● **DIRECTION**
Identify each line containing the word "function" and copy it.

_ _ _ _

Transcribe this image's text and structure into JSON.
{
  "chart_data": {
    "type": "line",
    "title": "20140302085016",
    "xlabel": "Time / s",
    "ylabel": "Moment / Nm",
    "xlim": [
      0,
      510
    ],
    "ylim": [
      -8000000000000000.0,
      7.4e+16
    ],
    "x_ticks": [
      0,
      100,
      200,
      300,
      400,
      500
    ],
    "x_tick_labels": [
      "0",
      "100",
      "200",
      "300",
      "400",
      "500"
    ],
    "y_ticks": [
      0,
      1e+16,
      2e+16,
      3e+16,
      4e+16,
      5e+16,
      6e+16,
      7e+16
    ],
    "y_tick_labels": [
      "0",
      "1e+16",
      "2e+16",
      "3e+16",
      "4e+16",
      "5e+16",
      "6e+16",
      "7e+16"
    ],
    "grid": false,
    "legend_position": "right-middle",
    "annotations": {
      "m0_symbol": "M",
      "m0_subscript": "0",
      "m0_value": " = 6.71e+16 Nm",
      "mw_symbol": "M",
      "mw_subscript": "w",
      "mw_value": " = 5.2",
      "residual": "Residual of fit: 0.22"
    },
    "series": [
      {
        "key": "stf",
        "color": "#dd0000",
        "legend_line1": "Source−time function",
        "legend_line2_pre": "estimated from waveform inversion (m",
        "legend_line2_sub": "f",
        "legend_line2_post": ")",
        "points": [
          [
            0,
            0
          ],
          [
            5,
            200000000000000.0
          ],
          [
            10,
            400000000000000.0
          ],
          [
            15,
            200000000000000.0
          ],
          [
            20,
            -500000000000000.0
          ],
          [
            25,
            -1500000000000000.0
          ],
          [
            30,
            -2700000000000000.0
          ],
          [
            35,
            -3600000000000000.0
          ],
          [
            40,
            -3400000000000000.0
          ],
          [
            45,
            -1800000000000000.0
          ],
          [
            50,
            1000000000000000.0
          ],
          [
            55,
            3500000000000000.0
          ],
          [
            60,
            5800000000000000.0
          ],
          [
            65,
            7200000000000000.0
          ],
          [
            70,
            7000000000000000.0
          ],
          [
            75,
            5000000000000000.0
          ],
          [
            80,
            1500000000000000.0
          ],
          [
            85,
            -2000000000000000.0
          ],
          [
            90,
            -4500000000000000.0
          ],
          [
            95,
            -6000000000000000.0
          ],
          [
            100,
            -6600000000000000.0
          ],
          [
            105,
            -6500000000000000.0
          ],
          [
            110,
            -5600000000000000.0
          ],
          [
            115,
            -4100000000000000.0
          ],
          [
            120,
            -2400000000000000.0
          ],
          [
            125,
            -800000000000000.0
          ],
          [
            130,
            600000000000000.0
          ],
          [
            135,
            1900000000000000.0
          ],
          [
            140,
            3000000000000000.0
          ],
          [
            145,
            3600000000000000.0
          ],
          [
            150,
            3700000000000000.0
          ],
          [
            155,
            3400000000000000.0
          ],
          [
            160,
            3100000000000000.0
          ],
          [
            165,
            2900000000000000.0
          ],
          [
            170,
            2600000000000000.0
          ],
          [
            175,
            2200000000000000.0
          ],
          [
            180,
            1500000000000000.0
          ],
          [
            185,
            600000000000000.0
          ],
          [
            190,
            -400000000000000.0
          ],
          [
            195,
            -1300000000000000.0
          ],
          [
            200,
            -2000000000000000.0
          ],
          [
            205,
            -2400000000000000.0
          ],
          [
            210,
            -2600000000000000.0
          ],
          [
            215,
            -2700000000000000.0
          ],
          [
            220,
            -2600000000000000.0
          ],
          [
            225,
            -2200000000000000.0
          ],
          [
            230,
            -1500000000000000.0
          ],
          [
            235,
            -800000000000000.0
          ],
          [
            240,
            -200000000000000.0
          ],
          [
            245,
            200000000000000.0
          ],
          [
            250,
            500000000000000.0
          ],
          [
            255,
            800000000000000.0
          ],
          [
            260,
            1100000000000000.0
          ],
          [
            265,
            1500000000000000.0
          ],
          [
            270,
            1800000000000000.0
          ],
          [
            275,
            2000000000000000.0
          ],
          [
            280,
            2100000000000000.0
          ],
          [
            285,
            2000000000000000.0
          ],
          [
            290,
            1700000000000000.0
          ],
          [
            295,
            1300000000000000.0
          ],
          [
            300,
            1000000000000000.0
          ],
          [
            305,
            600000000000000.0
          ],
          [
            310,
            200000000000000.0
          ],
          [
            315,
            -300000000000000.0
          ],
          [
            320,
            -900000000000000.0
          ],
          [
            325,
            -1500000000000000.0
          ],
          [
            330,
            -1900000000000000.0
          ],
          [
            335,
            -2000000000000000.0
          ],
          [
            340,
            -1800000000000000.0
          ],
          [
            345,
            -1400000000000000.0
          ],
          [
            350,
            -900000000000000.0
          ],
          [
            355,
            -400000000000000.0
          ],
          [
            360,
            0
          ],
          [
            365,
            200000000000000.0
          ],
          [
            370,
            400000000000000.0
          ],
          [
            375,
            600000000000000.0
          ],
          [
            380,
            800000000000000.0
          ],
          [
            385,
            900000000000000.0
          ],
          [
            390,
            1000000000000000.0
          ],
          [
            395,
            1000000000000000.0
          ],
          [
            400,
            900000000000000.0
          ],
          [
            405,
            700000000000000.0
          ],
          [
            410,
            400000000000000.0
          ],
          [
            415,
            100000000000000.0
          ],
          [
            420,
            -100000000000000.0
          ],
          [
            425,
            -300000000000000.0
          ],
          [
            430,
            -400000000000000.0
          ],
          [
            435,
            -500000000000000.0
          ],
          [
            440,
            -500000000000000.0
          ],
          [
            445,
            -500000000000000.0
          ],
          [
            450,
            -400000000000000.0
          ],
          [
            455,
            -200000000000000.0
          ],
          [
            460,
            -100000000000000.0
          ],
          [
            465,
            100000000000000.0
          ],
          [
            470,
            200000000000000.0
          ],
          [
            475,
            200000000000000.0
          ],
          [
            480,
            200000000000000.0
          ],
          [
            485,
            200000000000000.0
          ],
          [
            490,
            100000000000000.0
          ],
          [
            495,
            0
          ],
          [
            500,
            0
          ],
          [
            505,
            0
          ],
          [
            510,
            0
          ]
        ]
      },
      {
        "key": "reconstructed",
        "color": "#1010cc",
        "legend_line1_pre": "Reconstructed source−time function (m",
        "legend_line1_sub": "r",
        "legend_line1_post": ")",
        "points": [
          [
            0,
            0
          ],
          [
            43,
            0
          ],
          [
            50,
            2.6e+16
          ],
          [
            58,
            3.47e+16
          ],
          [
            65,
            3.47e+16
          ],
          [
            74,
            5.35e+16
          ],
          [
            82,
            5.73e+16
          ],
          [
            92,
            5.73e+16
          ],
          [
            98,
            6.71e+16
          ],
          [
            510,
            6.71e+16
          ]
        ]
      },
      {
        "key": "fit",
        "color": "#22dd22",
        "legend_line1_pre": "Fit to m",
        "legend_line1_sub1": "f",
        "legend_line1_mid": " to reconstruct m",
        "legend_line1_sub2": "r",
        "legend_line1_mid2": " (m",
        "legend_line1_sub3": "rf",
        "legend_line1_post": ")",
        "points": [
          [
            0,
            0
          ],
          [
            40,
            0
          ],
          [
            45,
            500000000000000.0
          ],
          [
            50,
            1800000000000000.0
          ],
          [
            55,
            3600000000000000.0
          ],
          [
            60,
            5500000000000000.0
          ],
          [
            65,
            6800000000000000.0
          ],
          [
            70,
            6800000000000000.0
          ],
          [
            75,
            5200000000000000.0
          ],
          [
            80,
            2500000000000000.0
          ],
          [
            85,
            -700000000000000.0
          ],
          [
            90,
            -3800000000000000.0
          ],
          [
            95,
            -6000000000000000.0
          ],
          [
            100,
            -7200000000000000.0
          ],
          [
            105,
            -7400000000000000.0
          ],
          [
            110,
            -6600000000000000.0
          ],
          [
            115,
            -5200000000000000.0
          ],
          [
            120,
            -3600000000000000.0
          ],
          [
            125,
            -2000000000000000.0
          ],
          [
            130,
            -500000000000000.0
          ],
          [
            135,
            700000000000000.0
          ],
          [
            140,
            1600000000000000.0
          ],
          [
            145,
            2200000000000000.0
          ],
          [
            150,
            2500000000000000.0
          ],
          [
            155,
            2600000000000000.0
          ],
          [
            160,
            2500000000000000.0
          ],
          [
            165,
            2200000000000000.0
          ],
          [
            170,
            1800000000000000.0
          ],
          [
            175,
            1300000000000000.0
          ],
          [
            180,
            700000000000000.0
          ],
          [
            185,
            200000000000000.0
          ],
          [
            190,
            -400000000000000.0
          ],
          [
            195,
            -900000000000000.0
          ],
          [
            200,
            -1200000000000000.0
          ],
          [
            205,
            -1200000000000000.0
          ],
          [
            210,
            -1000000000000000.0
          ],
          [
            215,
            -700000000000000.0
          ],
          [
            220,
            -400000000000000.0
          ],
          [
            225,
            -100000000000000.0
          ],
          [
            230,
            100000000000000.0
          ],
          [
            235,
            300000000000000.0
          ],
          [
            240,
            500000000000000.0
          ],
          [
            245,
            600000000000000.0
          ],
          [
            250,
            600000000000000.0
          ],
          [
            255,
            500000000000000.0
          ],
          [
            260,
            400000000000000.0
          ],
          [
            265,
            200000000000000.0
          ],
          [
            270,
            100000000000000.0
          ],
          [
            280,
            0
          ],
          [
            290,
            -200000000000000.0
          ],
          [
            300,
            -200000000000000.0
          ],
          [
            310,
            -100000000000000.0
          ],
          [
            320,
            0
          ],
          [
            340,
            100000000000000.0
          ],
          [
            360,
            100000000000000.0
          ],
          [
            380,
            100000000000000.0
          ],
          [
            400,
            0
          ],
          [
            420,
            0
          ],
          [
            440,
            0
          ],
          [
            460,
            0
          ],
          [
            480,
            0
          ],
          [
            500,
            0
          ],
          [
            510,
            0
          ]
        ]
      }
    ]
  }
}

_ _ _ _

● **WRITTEN REPLY**
        "legend_line1": "Source−time function",
        "legend_line1_pre": "Reconstructed source−time function (m",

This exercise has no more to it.